§ Directions:
Your task is to repeat the listing exactly.

## Start Entries provided

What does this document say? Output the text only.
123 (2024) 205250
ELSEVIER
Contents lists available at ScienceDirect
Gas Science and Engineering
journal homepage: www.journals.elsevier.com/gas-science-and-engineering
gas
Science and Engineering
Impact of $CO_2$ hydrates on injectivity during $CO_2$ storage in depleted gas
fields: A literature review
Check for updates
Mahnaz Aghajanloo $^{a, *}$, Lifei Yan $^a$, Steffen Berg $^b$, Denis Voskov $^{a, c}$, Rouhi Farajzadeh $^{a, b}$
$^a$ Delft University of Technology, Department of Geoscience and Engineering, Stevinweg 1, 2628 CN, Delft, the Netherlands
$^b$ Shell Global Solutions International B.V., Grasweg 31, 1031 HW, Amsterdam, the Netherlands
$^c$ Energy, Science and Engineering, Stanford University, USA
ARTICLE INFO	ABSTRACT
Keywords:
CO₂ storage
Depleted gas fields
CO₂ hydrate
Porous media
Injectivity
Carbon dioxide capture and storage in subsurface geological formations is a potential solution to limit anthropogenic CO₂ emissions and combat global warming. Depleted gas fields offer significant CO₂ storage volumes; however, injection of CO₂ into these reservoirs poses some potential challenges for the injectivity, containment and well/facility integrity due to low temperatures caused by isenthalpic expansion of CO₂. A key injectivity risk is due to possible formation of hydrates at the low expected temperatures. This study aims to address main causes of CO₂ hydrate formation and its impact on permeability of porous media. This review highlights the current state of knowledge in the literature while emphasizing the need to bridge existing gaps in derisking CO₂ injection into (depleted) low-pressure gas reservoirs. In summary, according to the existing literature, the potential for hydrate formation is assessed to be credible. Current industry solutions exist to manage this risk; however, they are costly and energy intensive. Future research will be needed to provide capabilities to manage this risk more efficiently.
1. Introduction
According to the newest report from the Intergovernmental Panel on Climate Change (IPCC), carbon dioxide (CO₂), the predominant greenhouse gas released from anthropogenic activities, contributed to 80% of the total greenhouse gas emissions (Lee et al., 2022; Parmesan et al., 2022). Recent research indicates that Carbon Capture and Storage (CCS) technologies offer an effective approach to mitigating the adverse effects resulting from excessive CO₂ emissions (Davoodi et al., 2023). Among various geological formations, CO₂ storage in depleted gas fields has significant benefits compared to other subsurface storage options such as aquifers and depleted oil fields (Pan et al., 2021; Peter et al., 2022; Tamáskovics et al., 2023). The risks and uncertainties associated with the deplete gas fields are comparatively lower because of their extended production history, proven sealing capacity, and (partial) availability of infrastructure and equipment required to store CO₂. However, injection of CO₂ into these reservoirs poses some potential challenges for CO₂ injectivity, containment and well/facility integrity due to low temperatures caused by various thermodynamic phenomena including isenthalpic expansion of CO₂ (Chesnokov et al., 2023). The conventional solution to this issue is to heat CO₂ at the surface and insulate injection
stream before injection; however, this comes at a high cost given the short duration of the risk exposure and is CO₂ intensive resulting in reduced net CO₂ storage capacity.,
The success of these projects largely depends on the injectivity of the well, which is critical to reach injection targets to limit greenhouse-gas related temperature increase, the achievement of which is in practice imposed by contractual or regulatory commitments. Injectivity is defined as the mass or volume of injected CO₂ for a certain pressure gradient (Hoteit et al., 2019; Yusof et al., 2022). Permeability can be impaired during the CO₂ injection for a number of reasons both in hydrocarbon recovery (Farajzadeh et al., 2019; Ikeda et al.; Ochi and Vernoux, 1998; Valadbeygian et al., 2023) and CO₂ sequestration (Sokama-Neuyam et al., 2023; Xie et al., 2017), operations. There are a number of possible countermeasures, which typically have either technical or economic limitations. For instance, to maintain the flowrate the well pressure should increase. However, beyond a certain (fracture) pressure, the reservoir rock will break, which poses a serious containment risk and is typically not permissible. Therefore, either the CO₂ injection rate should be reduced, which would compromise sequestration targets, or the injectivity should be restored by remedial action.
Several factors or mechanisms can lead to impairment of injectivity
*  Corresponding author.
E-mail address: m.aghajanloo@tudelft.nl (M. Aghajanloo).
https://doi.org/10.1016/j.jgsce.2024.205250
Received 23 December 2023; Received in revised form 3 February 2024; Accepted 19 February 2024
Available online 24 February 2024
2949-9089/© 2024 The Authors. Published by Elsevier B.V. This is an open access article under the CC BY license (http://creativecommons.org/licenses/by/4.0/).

## End Entries provided

§ Response to the exercise:
What does this document say? Output the text only.
123 (2024) 205250
ELSEVIER
Contents lists available at ScienceDirect
Gas Science and Engineering
journal homepage: www.journals.elsevier.com/gas-science-and-engineering
gas
Science and Engineering
Impact of $CO_2$ hydrates on injectivity during $CO_2$ storage in depleted gas
fields: A literature review
Check for updates
Mahnaz Aghajanloo $^{a, *}$, Lifei Yan $^a$, Steffen Berg $^b$, Denis Voskov $^{a, c}$, Rouhi Farajzadeh $^{a, b}$
$^a$ Delft University of Technology, Department of Geoscience and Engineering, Stevinweg 1, 2628 CN, Delft, the Netherlands
$^b$ Shell Global Solutions International B.V., Grasweg 31, 1031 HW, Amsterdam, the Netherlands
$^c$ Energy, Science and Engineering, Stanford University, USA
ARTICLE INFO	ABSTRACT
Keywords:
CO₂ storage
Depleted gas fields
CO₂ hydrate
Porous media
Injectivity
Carbon dioxide capture and storage in subsurface geological formations is a potential solution to limit anthropogenic CO₂ emissions and combat global warming. Depleted gas fields offer significant CO₂ storage volumes; however, injection of CO₂ into these reservoirs poses some potential challenges for the injectivity, containment and well/facility integrity due to low temperatures caused by isenthalpic expansion of CO₂. A key injectivity risk is due to possible formation of hydrates at the low expected temperatures. This study aims to address main causes of CO₂ hydrate formation and its impact on permeability of porous media. This review highlights the current state of knowledge in the literature while emphasizing the need to bridge existing gaps in derisking CO₂ injection into (depleted) low-pressure gas reservoirs. In summary, according to the existing literature, the potential for hydrate formation is assessed to be credible. Current industry solutions exist to manage this risk; however, they are costly and energy intensive. Future research will be needed to provide capabilities to manage this risk more efficiently.
1. Introduction
According to the newest report from the Intergovernmental Panel on Climate Change (IPCC), carbon dioxide (CO₂), the predominant greenhouse gas released from anthropogenic activities, contributed to 80% of the total greenhouse gas emissions (Lee et al., 2022; Parmesan et al., 2022). Recent research indicates that Carbon Capture and Storage (CCS) technologies offer an effective approach to mitigating the adverse effects resulting from excessive CO₂ emissions (Davoodi et al., 2023). Among various geological formations, CO₂ storage in depleted gas fields has significant benefits compared to other subsurface storage options such as aquifers and depleted oil fields (Pan et al., 2021; Peter et al., 2022; Tamáskovics et al., 2023). The risks and uncertainties associated with the deplete gas fields are comparatively lower because of their extended production history, proven sealing capacity, and (partial) availability of infrastructure and equipment required to store CO₂. However, injection of CO₂ into these reservoirs poses some potential challenges for CO₂ injectivity, containment and well/facility integrity due to low temperatures caused by various thermodynamic phenomena including isenthalpic expansion of CO₂ (Chesnokov et al., 2023). The conventional solution to this issue is to heat CO₂ at the surface and insulate injection
stream before injection; however, this comes at a high cost given the short duration of the risk exposure and is CO₂ intensive resulting in reduced net CO₂ storage capacity.,
The success of these projects largely depends on the injectivity of the well, which is critical to reach injection targets to limit greenhouse-gas related temperature increase, the achievement of which is in practice imposed by contractual or regulatory commitments. Injectivity is defined as the mass or volume of injected CO₂ for a certain pressure gradient (Hoteit et al., 2019; Yusof et al., 2022). Permeability can be impaired during the CO₂ injection for a number of reasons both in hydrocarbon recovery (Farajzadeh et al., 2019; Ikeda et al.; Ochi and Vernoux, 1998; Valadbeygian et al., 2023) and CO₂ sequestration (Sokama-Neuyam et al., 2023; Xie et al., 2017), operations. There are a number of possible countermeasures, which typically have either technical or economic limitations. For instance, to maintain the flowrate the well pressure should increase. However, beyond a certain (fracture) pressure, the reservoir rock will break, which poses a serious containment risk and is typically not permissible. Therefore, either the CO₂ injection rate should be reduced, which would compromise sequestration targets, or the injectivity should be restored by remedial action.
Several factors or mechanisms can lead to impairment of injectivity
*  Corresponding author.
E-mail address: m.aghajanloo@tudelft.nl (M. Aghajanloo).
https://doi.org/10.1016/j.jgsce.2024.205250
Received 23 December 2023; Received in revised form 3 February 2024; Accepted 19 February 2024
Available online 24 February 2024
2949-9089/© 2024 The Authors. Published by Elsevier B.V. This is an open access article under the CC BY license (http://creativecommons.org/licenses/by/4.0/).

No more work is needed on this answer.